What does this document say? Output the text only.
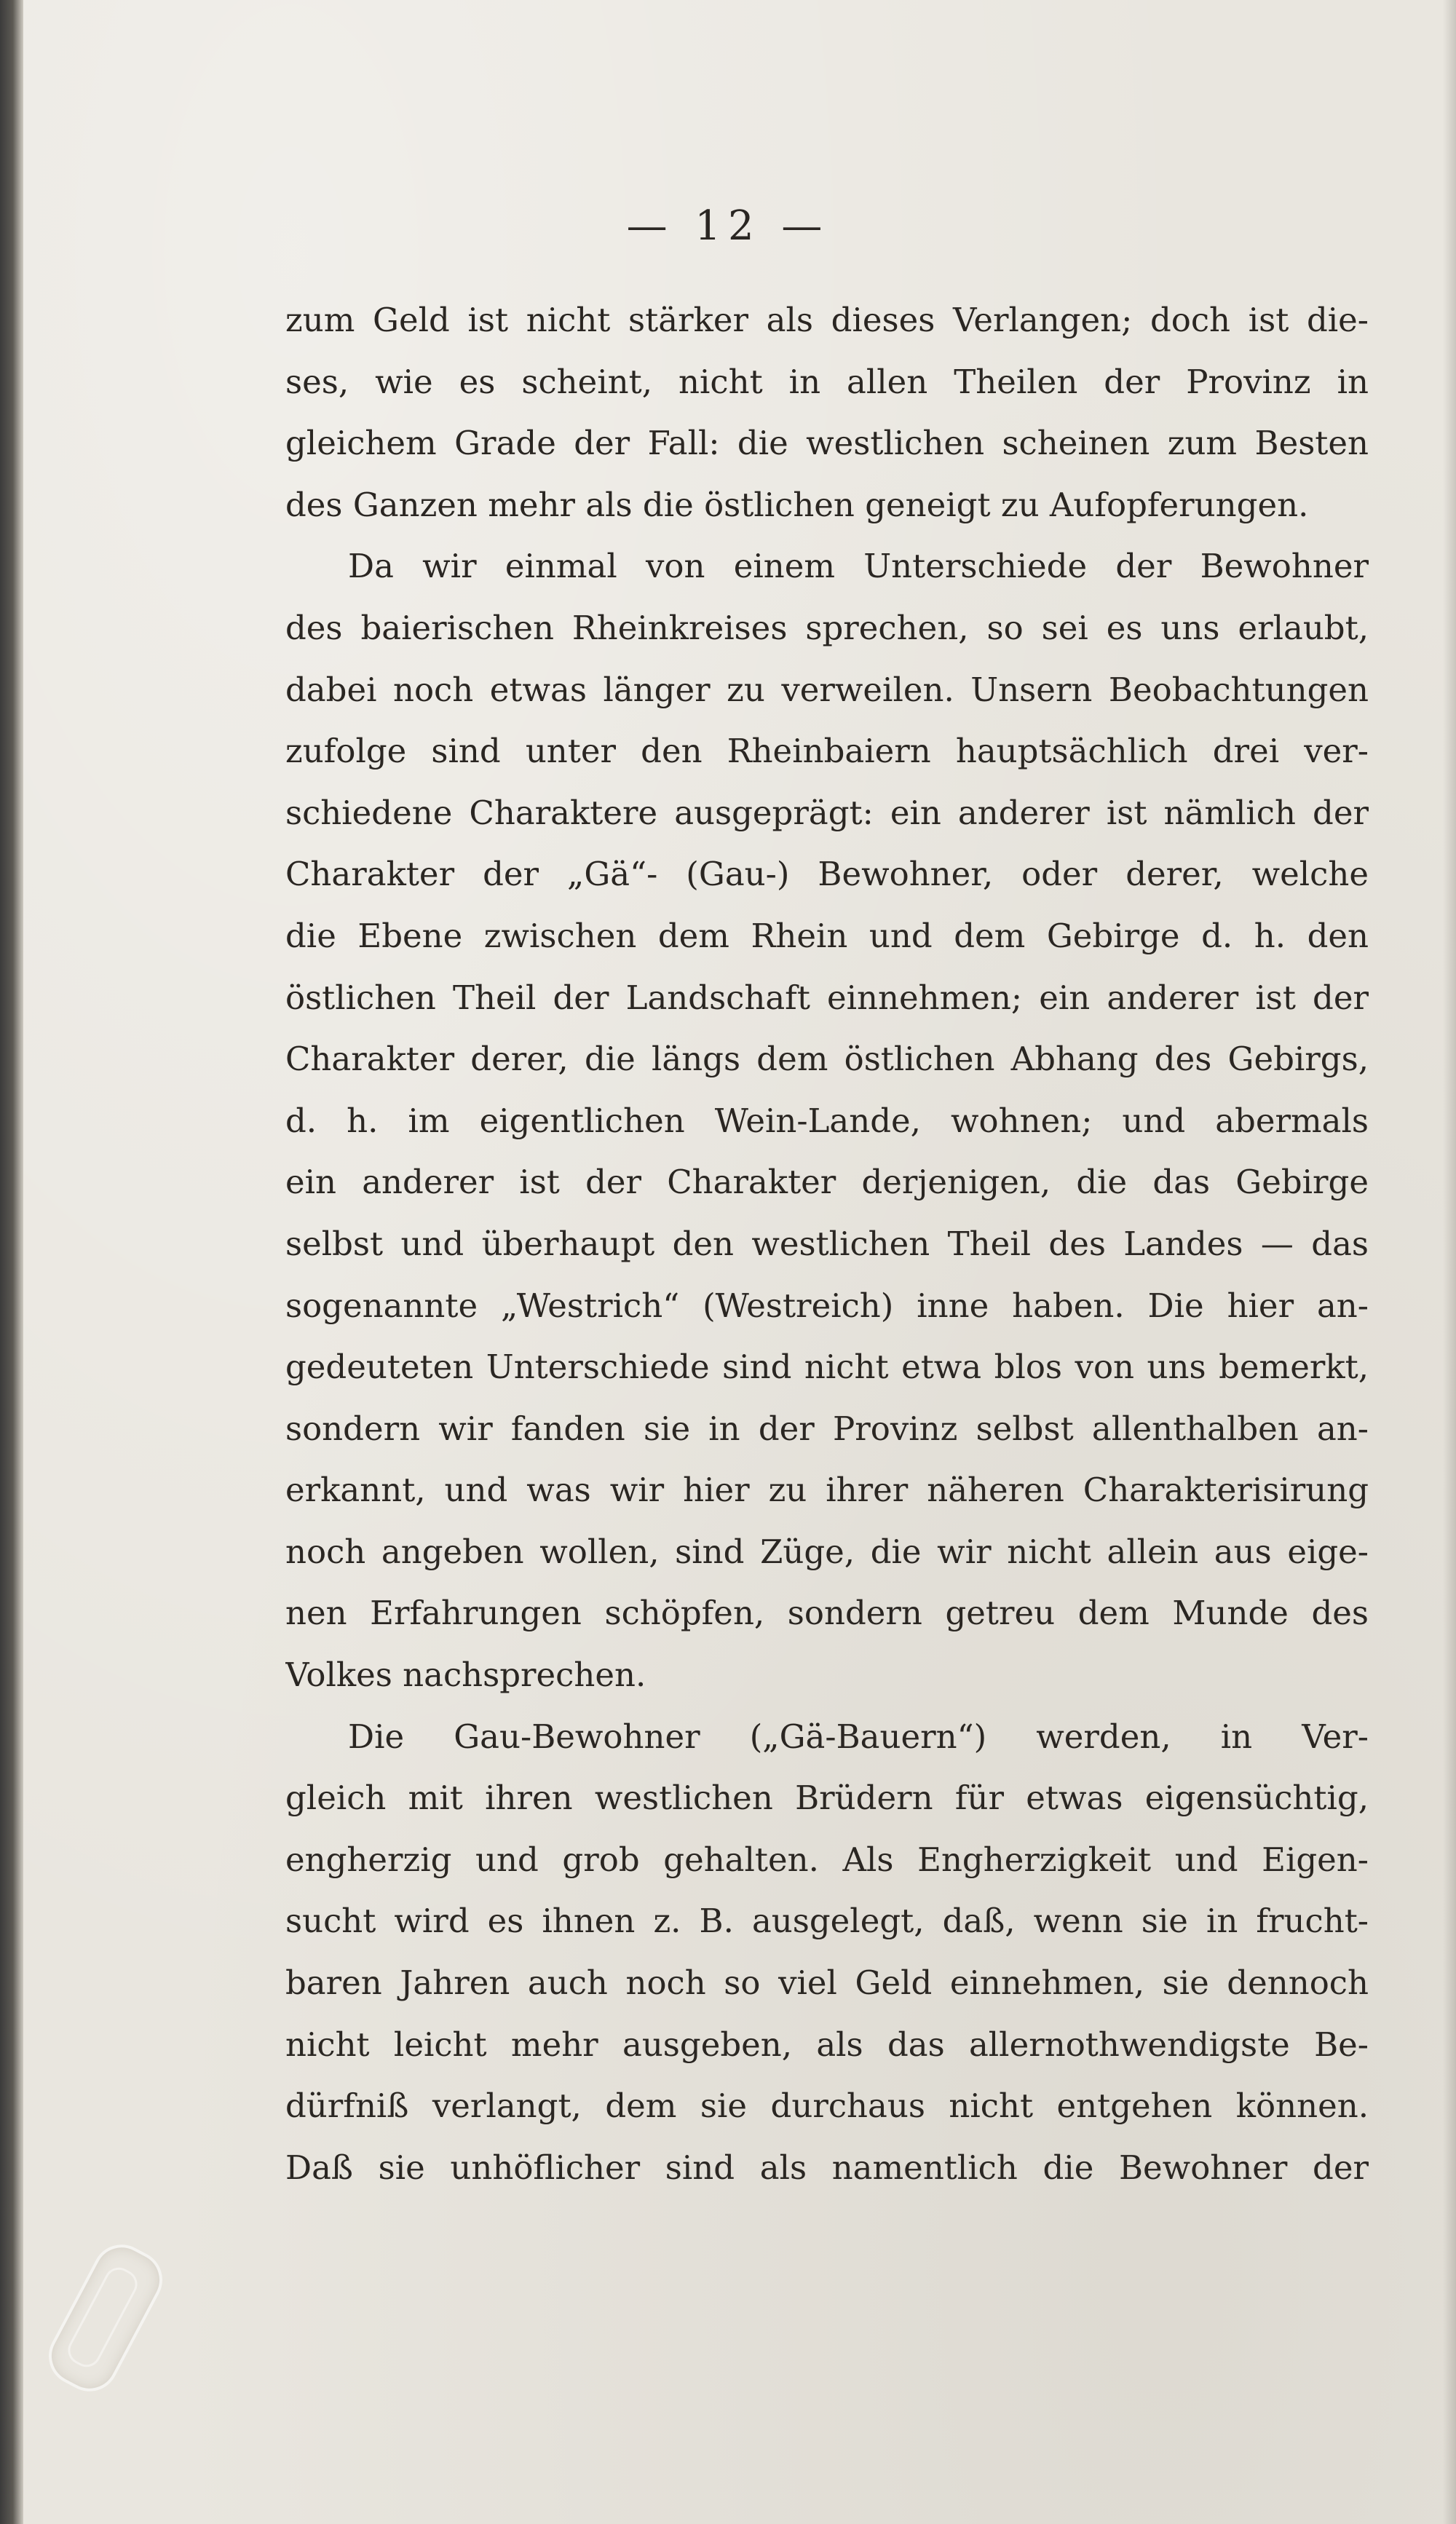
— 12 —
zum Geld ist nicht stärker als dieses Verlangen; doch ist die-
ses, wie es scheint, nicht in allen Theilen der Provinz in
gleichem Grade der Fall: die westlichen scheinen zum Besten
des Ganzen mehr als die östlichen geneigt zu Aufopferungen.
Da wir einmal von einem Unterschiede der Bewohner
des baierischen Rheinkreises sprechen, so sei es uns erlaubt,
dabei noch etwas länger zu verweilen. Unsern Beobachtungen
zufolge sind unter den Rheinbaiern hauptsächlich drei ver-
schiedene Charaktere ausgeprägt: ein anderer ist nämlich der
Charakter der „Gä“- (Gau-) Bewohner, oder derer, welche
die Ebene zwischen dem Rhein und dem Gebirge d. h. den
östlichen Theil der Landschaft einnehmen; ein anderer ist der
Charakter derer, die längs dem östlichen Abhang des Gebirgs,
d. h. im eigentlichen Wein-Lande, wohnen; und abermals
ein anderer ist der Charakter derjenigen, die das Gebirge
selbst und überhaupt den westlichen Theil des Landes — das
sogenannte „Westrich“ (Westreich) inne haben. Die hier an-
gedeuteten Unterschiede sind nicht etwa blos von uns bemerkt,
sondern wir fanden sie in der Provinz selbst allenthalben an-
erkannt, und was wir hier zu ihrer näheren Charakterisirung
noch angeben wollen, sind Züge, die wir nicht allein aus eige-
nen Erfahrungen schöpfen, sondern getreu dem Munde des
Volkes nachsprechen.
Die Gau-Bewohner („Gä-Bauern“) werden, in Ver-
gleich mit ihren westlichen Brüdern für etwas eigensüchtig,
engherzig und grob gehalten. Als Engherzigkeit und Eigen-
sucht wird es ihnen z. B. ausgelegt, daß, wenn sie in frucht-
baren Jahren auch noch so viel Geld einnehmen, sie dennoch
nicht leicht mehr ausgeben, als das allernothwendigste Be-
dürfniß verlangt, dem sie durchaus nicht entgehen können.
Daß sie unhöflicher sind als namentlich die Bewohner der
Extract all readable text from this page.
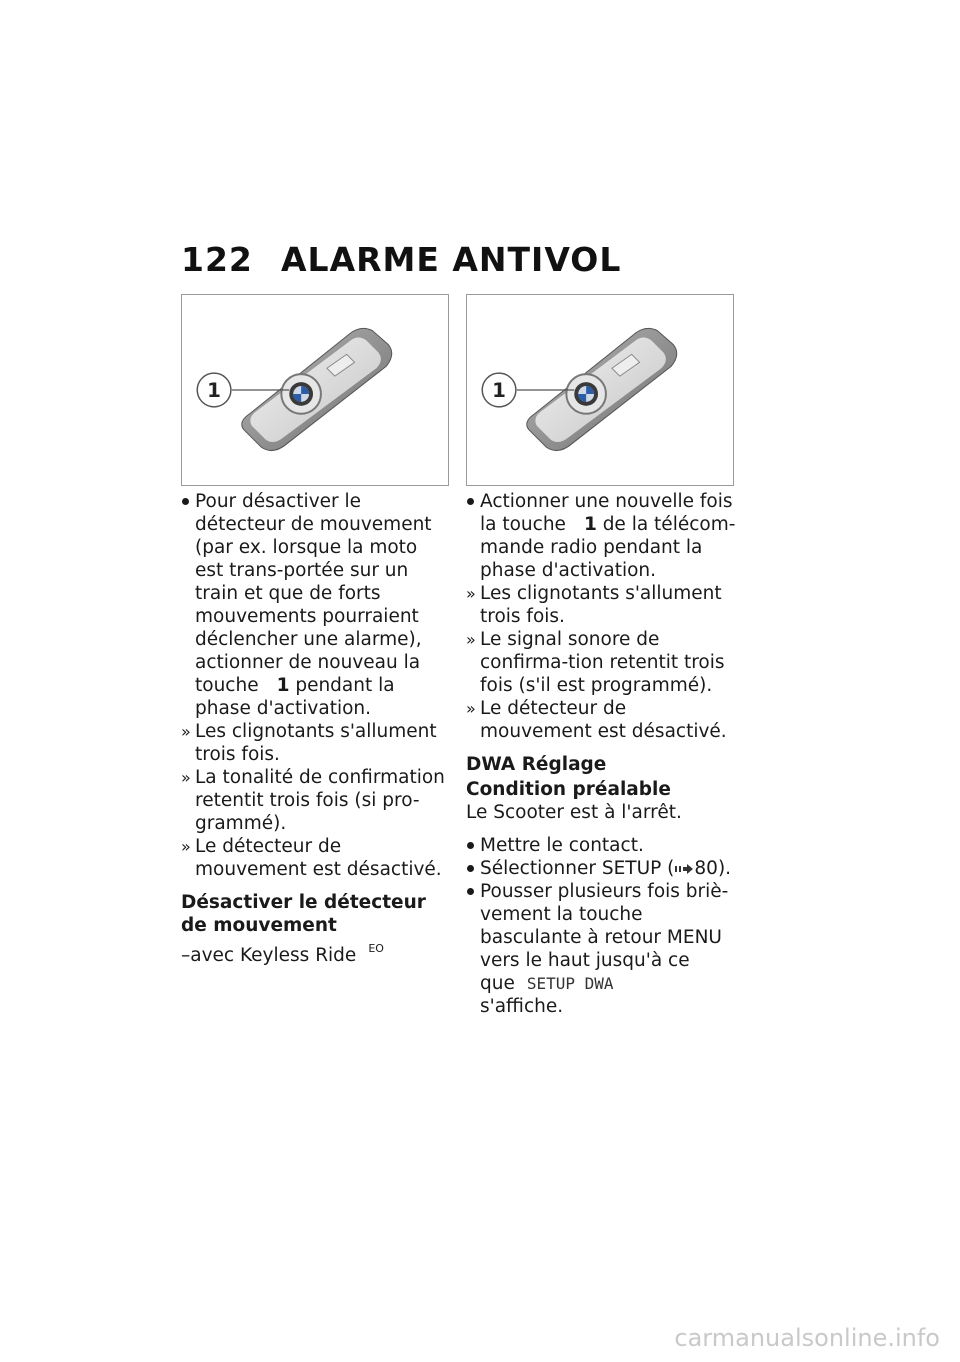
122 ALARME ANTIVOL
1	1
Pour désactiver le détecteur de mouvement (par ex. lorsque la moto est trans-portée sur un train et que de forts mouvements pourraient déclencher une alarme), actionner de nouveau la touche 1 pendant la phase d'activation.
» Les clignotants s'allument trois fois.
» La tonalité de confirmation retentit trois fois (si pro-grammé).
» Le détecteur de mouvement est désactivé.
Désactiver le détecteur de mouvement
–avec Keyless Ride $^{EO}$
Actionner une nouvelle fois la touche 1 de la télécom-mande radio pendant la phase d'activation.
» Les clignotants s'allument trois fois.
» Le signal sonore de confirma-tion retentit trois fois (s'il est programmé).
» Le détecteur de mouvement est désactivé.
DWA Réglage
Condition préalable
Le Scooter est à l'arrêt.
Mettre le contact.
Sélectionner SETUP ( 80).
Pousser plusieurs fois briè-vement la touche basculante à retour MENU vers le haut jusqu'à ce que SETUP DWA
s'affiche.
carmanualsonline.info
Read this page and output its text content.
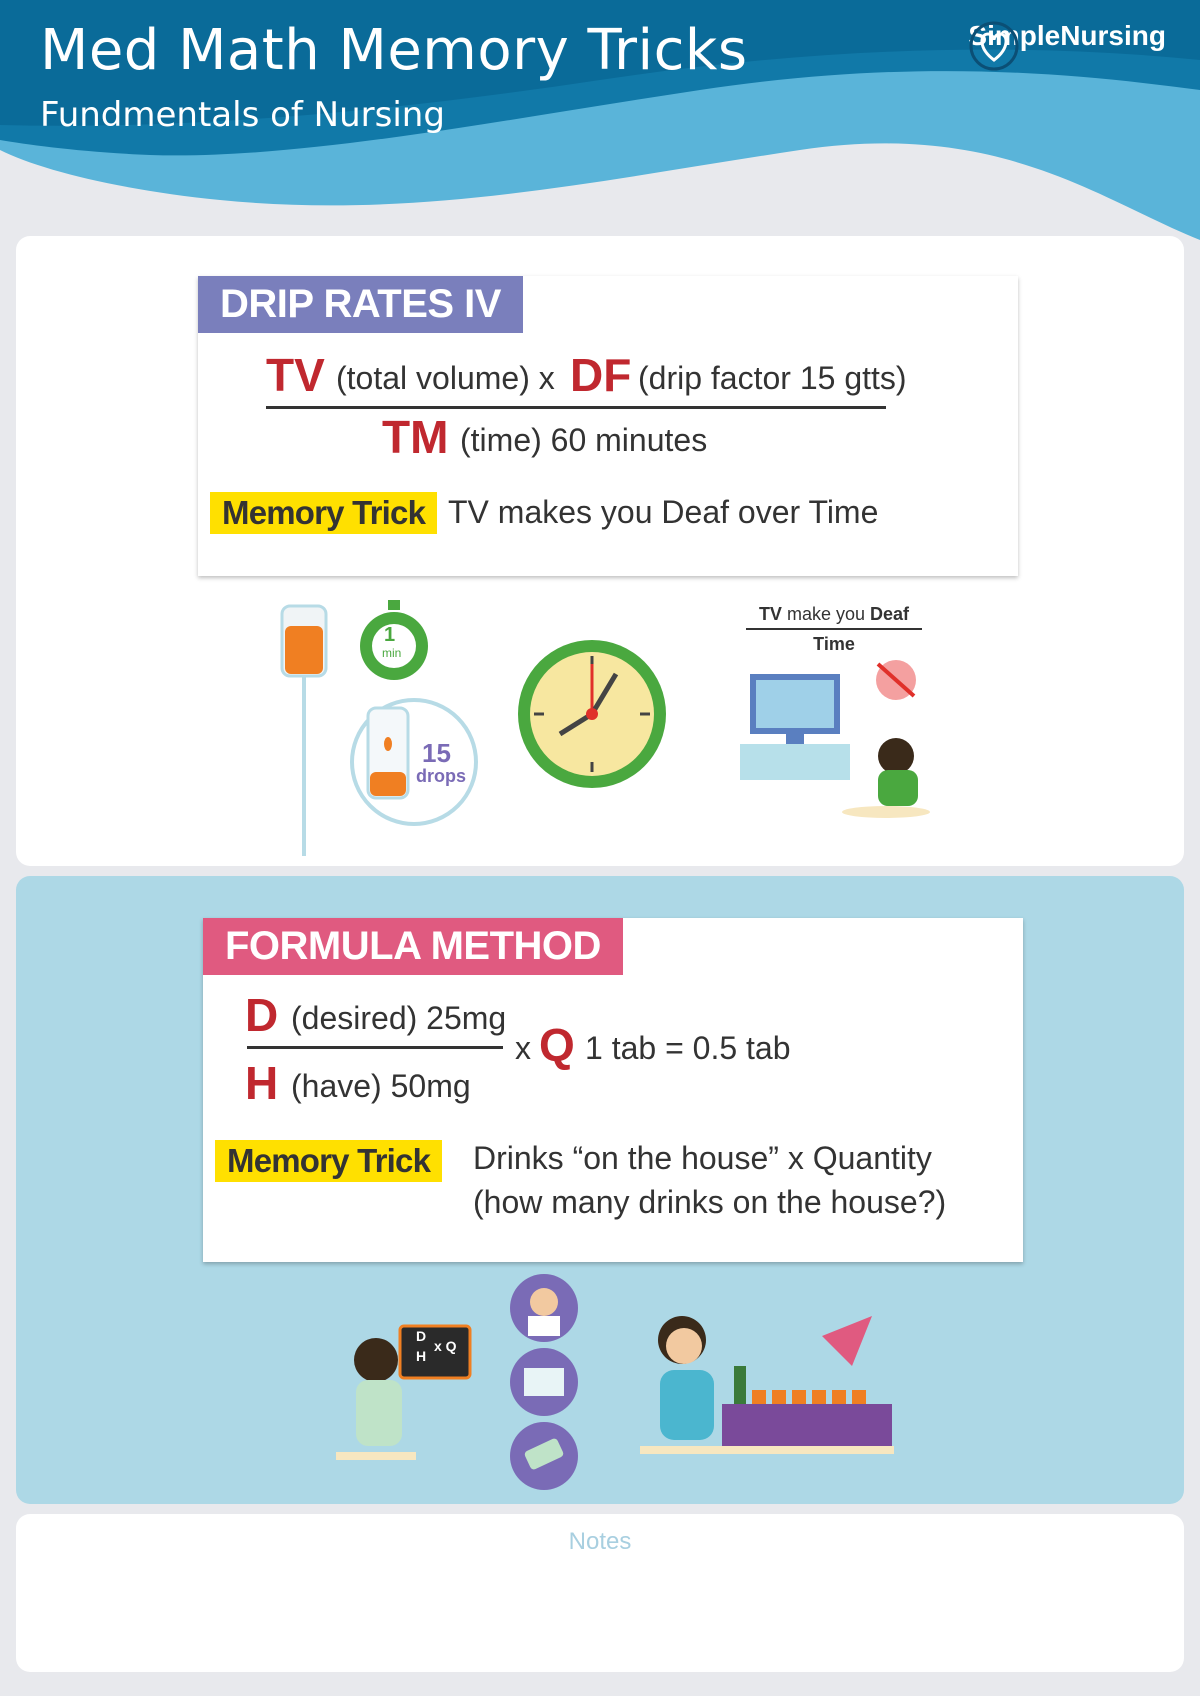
Med Math Memory Tricks
Fundmentals of Nursing
SimpleNursing
DRIP RATES IV
TV (total volume) x DF (drip factor 15 gtts)
TM (time) 60 minutes
Memory Trick TV makes you Deaf over Time
1
min
15
drops
TV make you Deaf
Time
FORMULA METHOD
D (desired) 25mg
H (have) 50mg
x Q 1 tab = 0.5 tab
Memory Trick	Drinks “on the house” x Quantity
(how many drinks on the house?)
D
H
x Q
Notes
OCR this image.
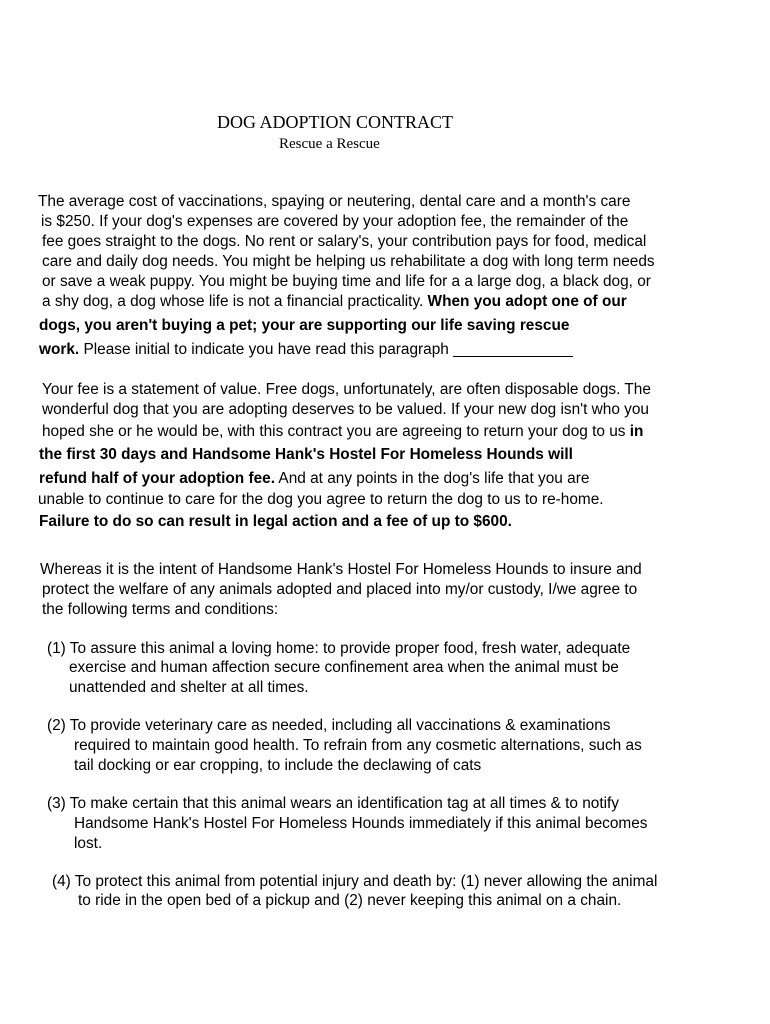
DOG ADOPTION CONTRACT
Rescue a Rescue
The average cost of vaccinations, spaying or neutering, dental care and a month's care
is $250. If your dog's expenses are covered by your adoption fee, the remainder of the
fee goes straight to the dogs. No rent or salary's, your contribution pays for food, medical
care and daily dog needs. You might be helping us rehabilitate a dog with long term needs
or save a weak puppy. You might be buying time and life for a a large dog, a black dog, or
a shy dog, a dog whose life is not a financial practicality. When you adopt one of our
dogs, you aren't buying a pet; your are supporting our life saving rescue
work. Please initial to indicate you have read this paragraph ______________
Your fee is a statement of value. Free dogs, unfortunately, are often disposable dogs. The
wonderful dog that you are adopting deserves to be valued. If your new dog isn't who you
hoped she or he would be, with this contract you are agreeing to return your dog to us in
the first 30 days and Handsome Hank's Hostel For Homeless Hounds will
refund half of your adoption fee. And at any points in the dog's life that you are
unable to continue to care for the dog you agree to return the dog to us to re-home.
Failure to do so can result in legal action and a fee of up to $600.
Whereas it is the intent of Handsome Hank's Hostel For Homeless Hounds to insure and
protect the welfare of any animals adopted and placed into my/or custody, I/we agree to
the following terms and conditions:
(1) To assure this animal a loving home: to provide proper food, fresh water, adequate
exercise and human affection secure confinement area when the animal must be
unattended and shelter at all times.
(2) To provide veterinary care as needed, including all vaccinations & examinations
required to maintain good health. To refrain from any cosmetic alternations, such as
tail docking or ear cropping, to include the declawing of cats
(3) To make certain that this animal wears an identification tag at all times & to notify
Handsome Hank's Hostel For Homeless Hounds immediately if this animal becomes
lost.
(4) To protect this animal from potential injury and death by: (1) never allowing the animal
to ride in the open bed of a pickup and (2) never keeping this animal on a chain.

Exercise objective: Tally how many lines of the records hold the word "care". Answer with the number only.

Solution below: 4